**PROBLEM DETAILS**
Transcribe the entries below exactly; leave every image out.

**DATA LISTING**
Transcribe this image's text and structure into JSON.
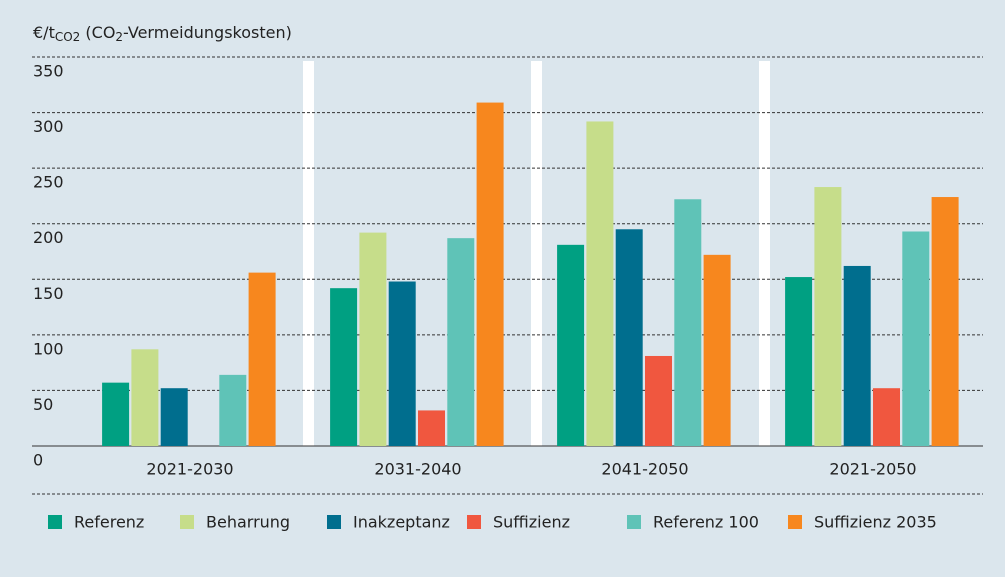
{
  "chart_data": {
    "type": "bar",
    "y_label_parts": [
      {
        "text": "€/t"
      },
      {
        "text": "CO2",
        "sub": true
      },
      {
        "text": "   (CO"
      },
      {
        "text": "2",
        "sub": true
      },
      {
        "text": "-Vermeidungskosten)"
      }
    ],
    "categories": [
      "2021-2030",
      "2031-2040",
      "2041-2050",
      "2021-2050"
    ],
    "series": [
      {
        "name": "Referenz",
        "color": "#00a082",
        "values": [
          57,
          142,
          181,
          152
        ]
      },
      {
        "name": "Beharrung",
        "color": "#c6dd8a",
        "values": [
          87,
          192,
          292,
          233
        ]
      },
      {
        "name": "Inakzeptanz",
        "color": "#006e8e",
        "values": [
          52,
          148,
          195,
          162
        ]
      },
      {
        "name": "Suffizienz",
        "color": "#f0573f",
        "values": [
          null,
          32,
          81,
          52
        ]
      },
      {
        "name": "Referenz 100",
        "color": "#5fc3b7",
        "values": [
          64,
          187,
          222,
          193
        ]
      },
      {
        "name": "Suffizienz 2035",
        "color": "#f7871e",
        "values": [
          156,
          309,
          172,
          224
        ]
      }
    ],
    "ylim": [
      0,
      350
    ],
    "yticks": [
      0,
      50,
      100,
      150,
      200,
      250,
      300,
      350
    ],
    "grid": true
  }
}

**EXERCISE ANSWER**
Transcribe this image's text and structure into JSON.
{
  "chart_data": {
    "type": "bar",
    "y_label_parts": [
      {
        "text": "€/t"
      },
      {
        "text": "CO2",
        "sub": true
      },
      {
        "text": "   (CO"
      },
      {
        "text": "2",
        "sub": true
      },
      {
        "text": "-Vermeidungskosten)"
      }
    ],
    "categories": [
      "2021-2030",
      "2031-2040",
      "2041-2050",
      "2021-2050"
    ],
    "series": [
      {
        "name": "Referenz",
        "color": "#00a082",
        "values": [
          57,
          142,
          181,
          152
        ]
      },
      {
        "name": "Beharrung",
        "color": "#c6dd8a",
        "values": [
          87,
          192,
          292,
          233
        ]
      },
      {
        "name": "Inakzeptanz",
        "color": "#006e8e",
        "values": [
          52,
          148,
          195,
          162
        ]
      },
      {
        "name": "Suffizienz",
        "color": "#f0573f",
        "values": [
          null,
          32,
          81,
          52
        ]
      },
      {
        "name": "Referenz 100",
        "color": "#5fc3b7",
        "values": [
          64,
          187,
          222,
          193
        ]
      },
      {
        "name": "Suffizienz 2035",
        "color": "#f7871e",
        "values": [
          156,
          309,
          172,
          224
        ]
      }
    ],
    "ylim": [
      0,
      350
    ],
    "yticks": [
      0,
      50,
      100,
      150,
      200,
      250,
      300,
      350
    ],
    "grid": true
  }
}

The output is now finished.